### TASK INPUTS
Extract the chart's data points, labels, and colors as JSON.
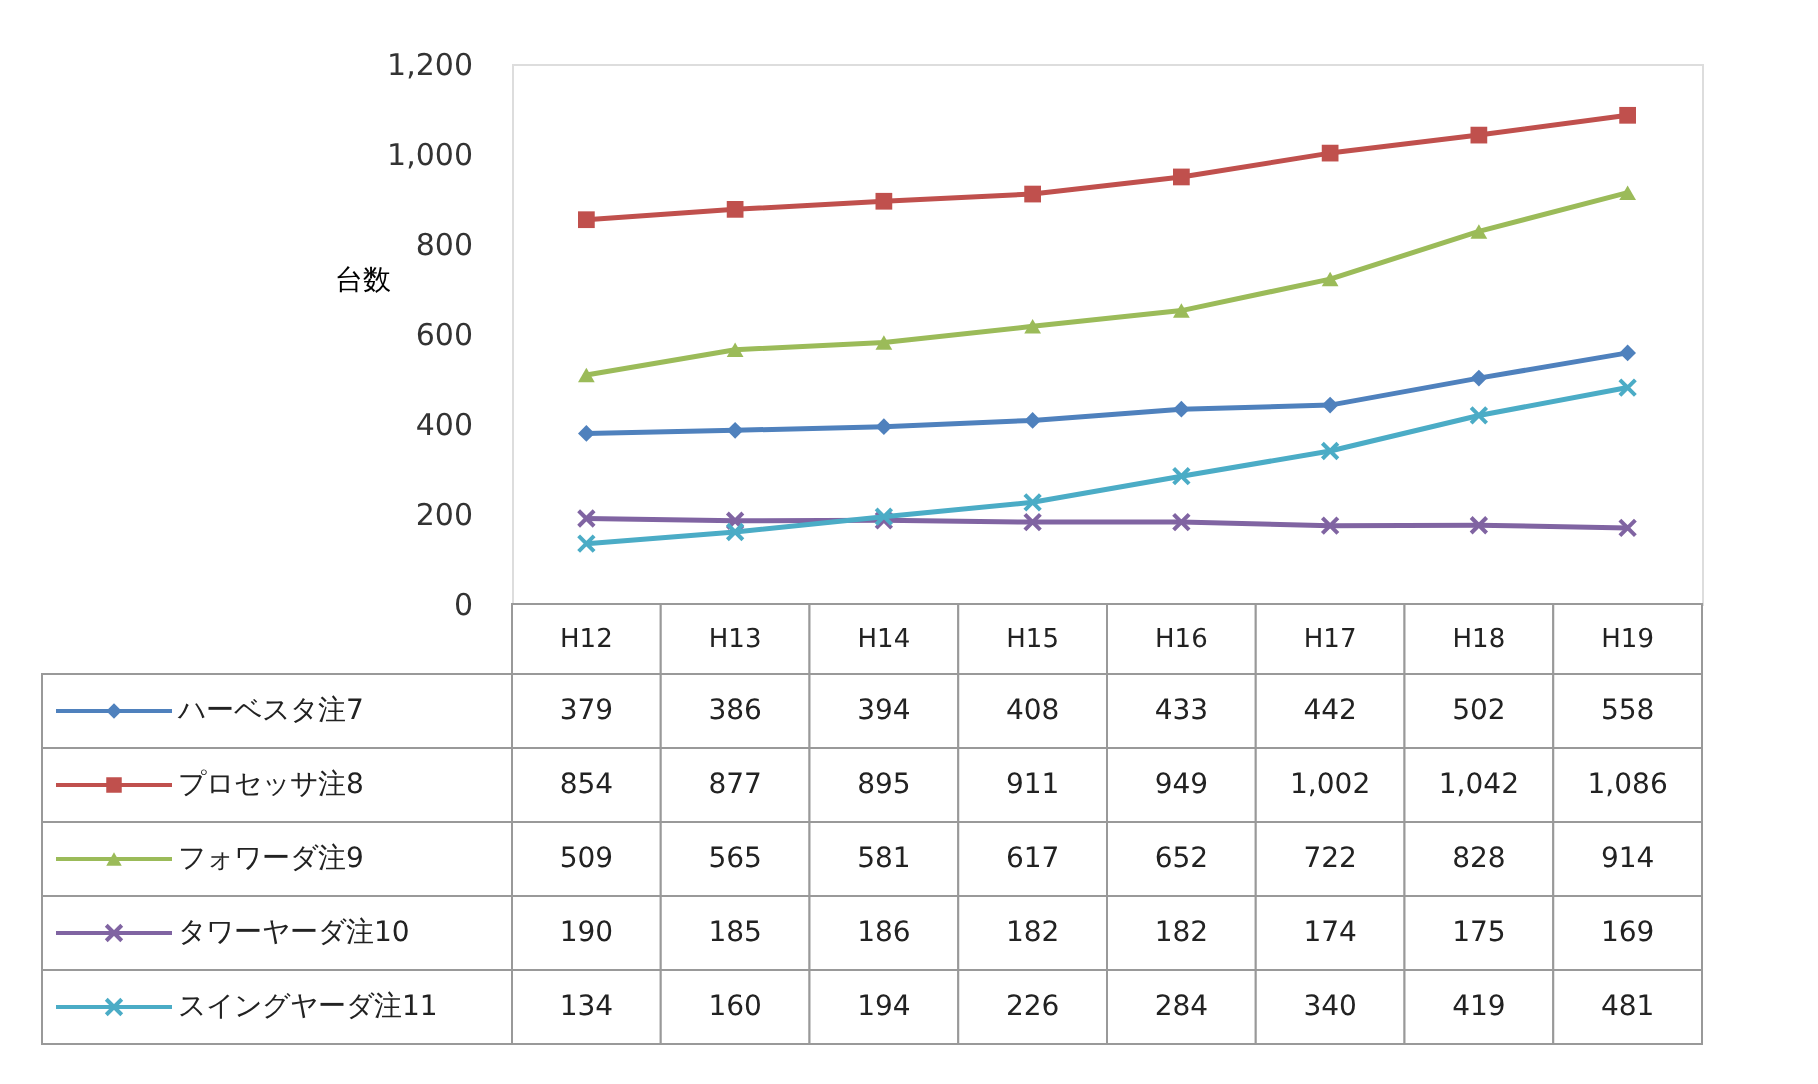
{
  "chart_data": {
    "type": "line",
    "ylabel": "台数",
    "categories": [
      "H12",
      "H13",
      "H14",
      "H15",
      "H16",
      "H17",
      "H18",
      "H19"
    ],
    "series": [
      {
        "name": "ハーベスタ注7",
        "color": "#4f81bd",
        "marker": "diamond",
        "values": [
          379,
          386,
          394,
          408,
          433,
          442,
          502,
          558
        ],
        "value_labels": [
          "379",
          "386",
          "394",
          "408",
          "433",
          "442",
          "502",
          "558"
        ]
      },
      {
        "name": "プロセッサ注8",
        "color": "#c0504d",
        "marker": "square",
        "values": [
          854,
          877,
          895,
          911,
          949,
          1002,
          1042,
          1086
        ],
        "value_labels": [
          "854",
          "877",
          "895",
          "911",
          "949",
          "1,002",
          "1,042",
          "1,086"
        ]
      },
      {
        "name": "フォワーダ注9",
        "color": "#9bbb59",
        "marker": "triangle",
        "values": [
          509,
          565,
          581,
          617,
          652,
          722,
          828,
          914
        ],
        "value_labels": [
          "509",
          "565",
          "581",
          "617",
          "652",
          "722",
          "828",
          "914"
        ]
      },
      {
        "name": "タワーヤーダ注10",
        "color": "#8064a2",
        "marker": "cross",
        "values": [
          190,
          185,
          186,
          182,
          182,
          174,
          175,
          169
        ],
        "value_labels": [
          "190",
          "185",
          "186",
          "182",
          "182",
          "174",
          "175",
          "169"
        ]
      },
      {
        "name": "スイングヤーダ注11",
        "color": "#4bacc6",
        "marker": "cross",
        "values": [
          134,
          160,
          194,
          226,
          284,
          340,
          419,
          481
        ],
        "value_labels": [
          "134",
          "160",
          "194",
          "226",
          "284",
          "340",
          "419",
          "481"
        ]
      }
    ],
    "ylim": [
      0,
      1200
    ],
    "yticks": [
      0,
      200,
      400,
      600,
      800,
      {
        "value": 1000,
        "label": "1,000"
      },
      {
        "value": 1200,
        "label": "1,200"
      }
    ],
    "grid": false,
    "legend": "bottom left"
  }
}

### THE EXERCISE
Leave out the pictures and reproduce the rest of the listing exactly.

### EXERCISE SOLUTION
Extract the chart's data points, labels, and colors as JSON.
{
  "chart_data": {
    "type": "line",
    "ylabel": "台数",
    "categories": [
      "H12",
      "H13",
      "H14",
      "H15",
      "H16",
      "H17",
      "H18",
      "H19"
    ],
    "series": [
      {
        "name": "ハーベスタ注7",
        "color": "#4f81bd",
        "marker": "diamond",
        "values": [
          379,
          386,
          394,
          408,
          433,
          442,
          502,
          558
        ],
        "value_labels": [
          "379",
          "386",
          "394",
          "408",
          "433",
          "442",
          "502",
          "558"
        ]
      },
      {
        "name": "プロセッサ注8",
        "color": "#c0504d",
        "marker": "square",
        "values": [
          854,
          877,
          895,
          911,
          949,
          1002,
          1042,
          1086
        ],
        "value_labels": [
          "854",
          "877",
          "895",
          "911",
          "949",
          "1,002",
          "1,042",
          "1,086"
        ]
      },
      {
        "name": "フォワーダ注9",
        "color": "#9bbb59",
        "marker": "triangle",
        "values": [
          509,
          565,
          581,
          617,
          652,
          722,
          828,
          914
        ],
        "value_labels": [
          "509",
          "565",
          "581",
          "617",
          "652",
          "722",
          "828",
          "914"
        ]
      },
      {
        "name": "タワーヤーダ注10",
        "color": "#8064a2",
        "marker": "cross",
        "values": [
          190,
          185,
          186,
          182,
          182,
          174,
          175,
          169
        ],
        "value_labels": [
          "190",
          "185",
          "186",
          "182",
          "182",
          "174",
          "175",
          "169"
        ]
      },
      {
        "name": "スイングヤーダ注11",
        "color": "#4bacc6",
        "marker": "cross",
        "values": [
          134,
          160,
          194,
          226,
          284,
          340,
          419,
          481
        ],
        "value_labels": [
          "134",
          "160",
          "194",
          "226",
          "284",
          "340",
          "419",
          "481"
        ]
      }
    ],
    "ylim": [
      0,
      1200
    ],
    "yticks": [
      0,
      200,
      400,
      600,
      800,
      {
        "value": 1000,
        "label": "1,000"
      },
      {
        "value": 1200,
        "label": "1,200"
      }
    ],
    "grid": false,
    "legend": "bottom left"
  }
}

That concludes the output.